__TEXT SEGMENT__
Craig-Hallum Capital Group, LLC is acting as the sole book-running manager for the offering. EnteroMedics has granted the underwriter a 30-day option to purchase up to an aggregate of 2.22 million additional shares of common stock and corresponding warrants to cover over-allotments, if any. The Company intends to use the net proceeds of this offering to continue work toward regulatory approval of the Maestro RC System in the United States, for international commercialization efforts, for clinical and product development activities and for other working capital and general corporate purposes.

The offering is being made solely by means of a prospectus. This press release does not constitute an offer to sell or the solicitation of an offer to buy securities and shall not constitute an offer, solicitation or sale in any jurisdiction in which such offer, solicitation or sale is unlawful. A copy of the prospectus relating to this offering may be obtained by contacting Craig-Hallum Capital Group, LLC, 222 South Ninth Street, Suite 350, Minneapolis, MN 55402, by calling 612-334-6300, or by emailing Nick.Gergen@Craig-Hallum.com.

__RECORDED INFORMATION__

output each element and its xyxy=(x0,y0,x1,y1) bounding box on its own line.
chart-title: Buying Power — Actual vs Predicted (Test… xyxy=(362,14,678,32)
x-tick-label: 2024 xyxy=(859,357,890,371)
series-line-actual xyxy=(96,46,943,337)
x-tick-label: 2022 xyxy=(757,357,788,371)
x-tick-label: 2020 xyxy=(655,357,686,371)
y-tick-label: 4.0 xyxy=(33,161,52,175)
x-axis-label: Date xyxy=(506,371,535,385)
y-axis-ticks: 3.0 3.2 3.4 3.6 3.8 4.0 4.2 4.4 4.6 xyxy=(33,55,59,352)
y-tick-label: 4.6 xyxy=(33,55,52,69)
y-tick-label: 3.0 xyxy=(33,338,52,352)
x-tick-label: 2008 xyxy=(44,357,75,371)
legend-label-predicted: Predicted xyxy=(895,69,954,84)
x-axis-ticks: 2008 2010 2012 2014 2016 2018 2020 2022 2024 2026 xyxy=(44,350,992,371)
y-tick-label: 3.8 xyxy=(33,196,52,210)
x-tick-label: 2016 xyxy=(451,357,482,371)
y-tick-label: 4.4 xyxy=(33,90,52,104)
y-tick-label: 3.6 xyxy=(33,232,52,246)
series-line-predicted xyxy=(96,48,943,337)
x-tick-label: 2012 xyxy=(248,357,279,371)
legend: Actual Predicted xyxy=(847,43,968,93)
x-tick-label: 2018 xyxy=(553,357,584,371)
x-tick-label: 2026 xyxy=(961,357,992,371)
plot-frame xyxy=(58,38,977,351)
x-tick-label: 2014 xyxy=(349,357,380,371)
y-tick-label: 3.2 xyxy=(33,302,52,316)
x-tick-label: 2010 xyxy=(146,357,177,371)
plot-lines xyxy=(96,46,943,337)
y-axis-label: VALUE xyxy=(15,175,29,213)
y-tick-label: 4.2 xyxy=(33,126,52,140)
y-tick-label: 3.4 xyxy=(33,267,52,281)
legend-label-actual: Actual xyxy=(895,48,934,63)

__LIST OF TASKS__
**a)** In the offering announcement, which firm is the sole book-running manager for the offering?
**b)** Repeat word for word the part of the offering announcement that opens with the words containing "The offering is" and closes with "by emailing Nick.Gergen@Craig-Hallum.com.".

__TASK SOLUTIONS__
**a)** Craig-Hallum Capital Group, LLC

**b)**
The offering is being made solely by means of a prospectus. This press release does not constitute an offer to sell or the solicitation of an offer to buy securities and shall not constitute an offer, solicitation or sale in any jurisdiction in which such offer, solicitation or sale is unlawful. A copy of the prospectus relating to this offering may be obtained by contacting Craig-Hallum Capital Group, LLC, 222 South Ninth Street, Suite 350, Minneapolis, MN 55402, by calling 612-334-6300, or by emailing Nick.Gergen@Craig-Hallum.com.